_What is expected_
Can you retype every line from the one holding "blue-arrow-line: [196, 361, 682, 944]" through the end of the records, both ends included, exactly as they appear but leaving out the pictures?

## BEGIN Task material

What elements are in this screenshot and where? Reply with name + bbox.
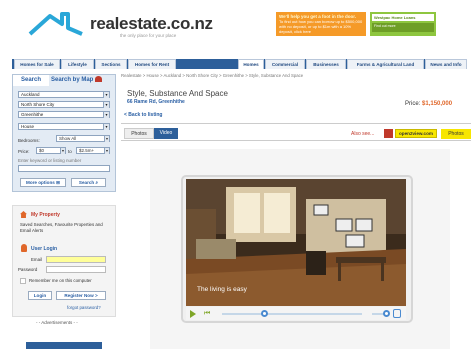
tab-photos[interactable]: Photos (124, 128, 154, 139)
tab-search-by-map[interactable]: Search by Map (51, 75, 103, 86)
price-label: Price: (405, 101, 421, 107)
bedrooms-label: Bedrooms: (18, 138, 40, 143)
photos-link[interactable]: Photos (441, 129, 471, 139)
listing-title: Style, Substance And Space (127, 89, 228, 98)
divider (121, 123, 471, 124)
price-from-value: $0 (39, 148, 45, 153)
remember-label: Remember me on this computer (29, 278, 92, 283)
login-button[interactable]: Login (28, 291, 52, 300)
chevron-down-icon: ▼ (103, 112, 109, 118)
region-value: Auckland (21, 92, 40, 97)
price-to-select[interactable]: $2.5m+ ▼ (76, 147, 110, 154)
advert-text: To find out how you can borrow up to $50… (279, 19, 363, 34)
chevron-down-icon: ▼ (60, 148, 65, 154)
more-options-label: More options (26, 180, 55, 185)
open2view-icon[interactable] (384, 129, 393, 138)
back-to-listing-link[interactable]: < Back to listing (124, 112, 162, 118)
rewind-icon[interactable]: ⏮ (204, 310, 210, 318)
price-label: Price: (18, 149, 30, 154)
tab-search-by-map-label: Search by Map (51, 77, 94, 83)
register-button[interactable]: Register Now > (56, 291, 106, 300)
price-to-label: to (68, 149, 72, 154)
nav-tab-homes[interactable]: Homes (238, 59, 264, 69)
advertisements-label: - - Advertisements - - (36, 320, 78, 325)
password-label: Password (18, 267, 38, 272)
play-icon[interactable] (190, 310, 196, 318)
nav-tab-homes-for-rent[interactable]: Homes for Rent (128, 59, 176, 69)
chevron-down-icon: ▼ (103, 92, 109, 98)
video-caption: The living is easy (197, 286, 247, 293)
property-type-select[interactable]: House ▼ (18, 123, 110, 130)
bedrooms-select[interactable]: Show All ▼ (56, 135, 110, 142)
divider (121, 140, 471, 141)
breadcrumb[interactable]: Realestate > House > Auckland > North Sh… (121, 73, 303, 78)
bedrooms-value: Show All (59, 136, 77, 141)
nav-tab-businesses[interactable]: Businesses (306, 59, 346, 69)
login-button-label: Login (33, 293, 47, 298)
chevron-down-icon: ▼ (103, 124, 109, 130)
advertisement-box[interactable] (26, 342, 102, 349)
listing-address: 66 Rame Rd, Greenhithe (127, 99, 185, 105)
fullscreen-icon[interactable] (393, 309, 401, 318)
map-icon (95, 76, 103, 83)
property-type-value: House (21, 124, 35, 129)
nav-tab-lifestyle[interactable]: Lifestyle (61, 59, 94, 69)
district-value: North Shore City (21, 102, 55, 107)
tab-video[interactable]: Video (154, 128, 178, 139)
user-icon (21, 244, 27, 252)
chevron-down-icon: ▼ (103, 102, 109, 108)
region-select[interactable]: Auckland ▼ (18, 91, 110, 98)
advert-brand: Westpac Home Loans (372, 14, 434, 21)
plus-icon: ⊞ (56, 180, 60, 185)
nav-tab-farms[interactable]: Farms & Agricultural Land (347, 59, 424, 69)
volume-handle[interactable] (383, 310, 390, 317)
email-label: Email (31, 257, 42, 262)
listing-number-label: Enter keyword or listing number (18, 158, 82, 163)
forgot-password-link[interactable]: forgot password? (67, 305, 101, 311)
open2view-link[interactable]: open2view.com (395, 129, 437, 138)
chevron-down-icon: ▼ (104, 148, 109, 154)
register-button-label: Register Now (64, 293, 94, 298)
listing-number-input[interactable] (18, 165, 110, 172)
suburb-value: Greenhithe (21, 112, 44, 117)
nav-tab-homes-for-sale[interactable]: Homes for Sale (14, 59, 60, 69)
advert-cta: Find out more (372, 23, 434, 32)
also-see-label: Also see... (351, 131, 375, 137)
advert-banner-loan[interactable]: We'll help you get a foot in the door. T… (276, 12, 366, 36)
chevron-down-icon: ▼ (104, 136, 109, 142)
search-icon: ⌕ (95, 180, 99, 185)
district-select[interactable]: North Shore City ▼ (18, 101, 110, 108)
site-logo[interactable]: realestate.co.nz (90, 14, 213, 34)
nav-tab-sections[interactable]: Sections (95, 59, 127, 69)
password-input[interactable] (46, 266, 106, 273)
suburb-select[interactable]: Greenhithe ▼ (18, 111, 110, 118)
remember-checkbox[interactable] (20, 278, 26, 284)
more-options-button[interactable]: More options ⊞ (20, 178, 66, 187)
nav-tab-commercial[interactable]: Commercial (265, 59, 305, 69)
price-from-select[interactable]: $0 ▼ (36, 147, 66, 154)
logo-icon[interactable] (28, 10, 84, 36)
tagline: the only place for your place (120, 33, 177, 38)
search-button[interactable]: Search ⌕ (71, 178, 106, 187)
listing-price: Price: $1,150,000 (405, 101, 452, 107)
progress-track[interactable] (222, 313, 362, 315)
advert-banner-westpac[interactable]: Westpac Home Loans Find out more (370, 12, 436, 36)
tab-search[interactable]: Search (13, 75, 49, 86)
search-button-label: Search (78, 180, 95, 185)
user-login-heading: User Login (31, 246, 58, 252)
price-to-value: $2.5m+ (79, 148, 95, 153)
price-value: $1,150,000 (422, 101, 453, 107)
my-property-description: Saved Searches, Favourite Properties and… (20, 222, 103, 233)
nav-tab-news[interactable]: News and Info (425, 59, 467, 69)
progress-handle[interactable] (261, 310, 268, 317)
my-property-heading[interactable]: My Property (31, 212, 60, 218)
email-input[interactable] (46, 256, 106, 263)
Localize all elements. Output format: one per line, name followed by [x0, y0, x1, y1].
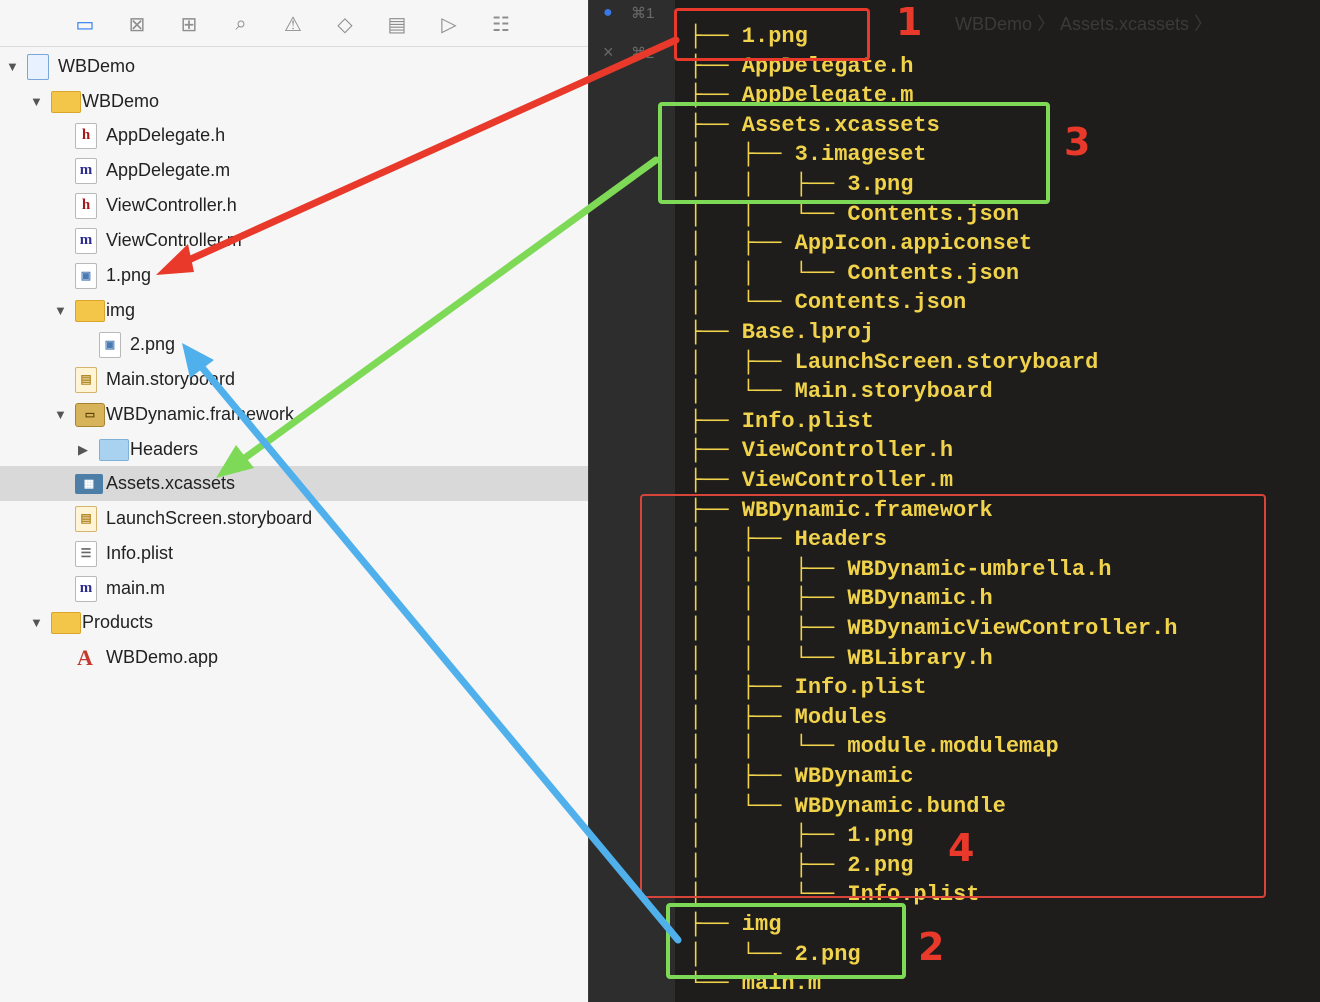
blue-arrow-line: [196, 361, 682, 944]
annotation-arrows: [156, 36, 682, 944]
red-arrow-head: [156, 244, 194, 275]
green-arrow-head: [216, 445, 254, 478]
red-arrow-line: [178, 36, 680, 267]
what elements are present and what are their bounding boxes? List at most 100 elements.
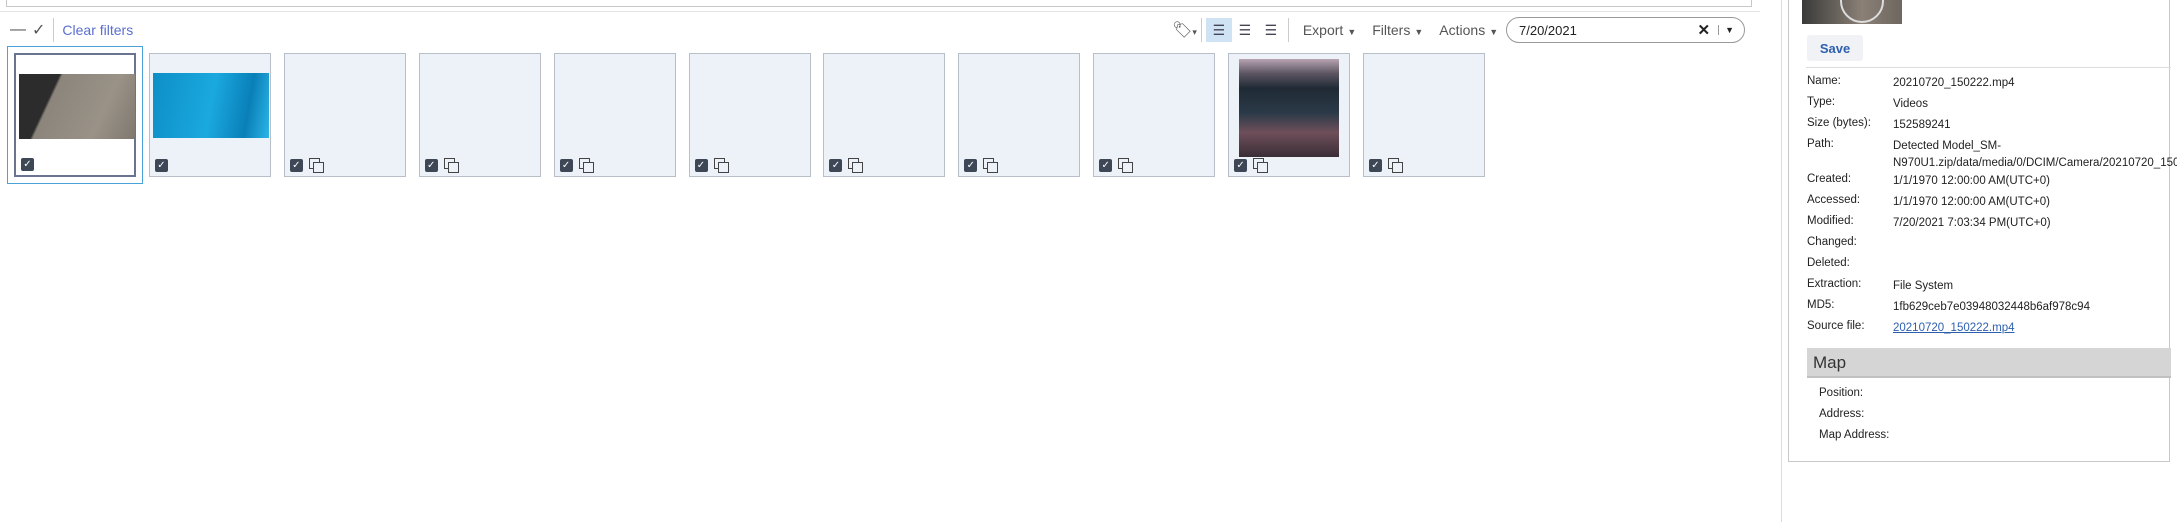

## END Task material

_Complete response_
blue-arrow-line: [196, 361, 682, 944]
annotation-arrows: [156, 36, 682, 944]
red-arrow-head: [156, 244, 194, 275]
green-arrow-head: [216, 445, 254, 478]
red-arrow-line: [178, 36, 680, 267]
what elements are present and what are their bounding boxes? List at most 100 elements.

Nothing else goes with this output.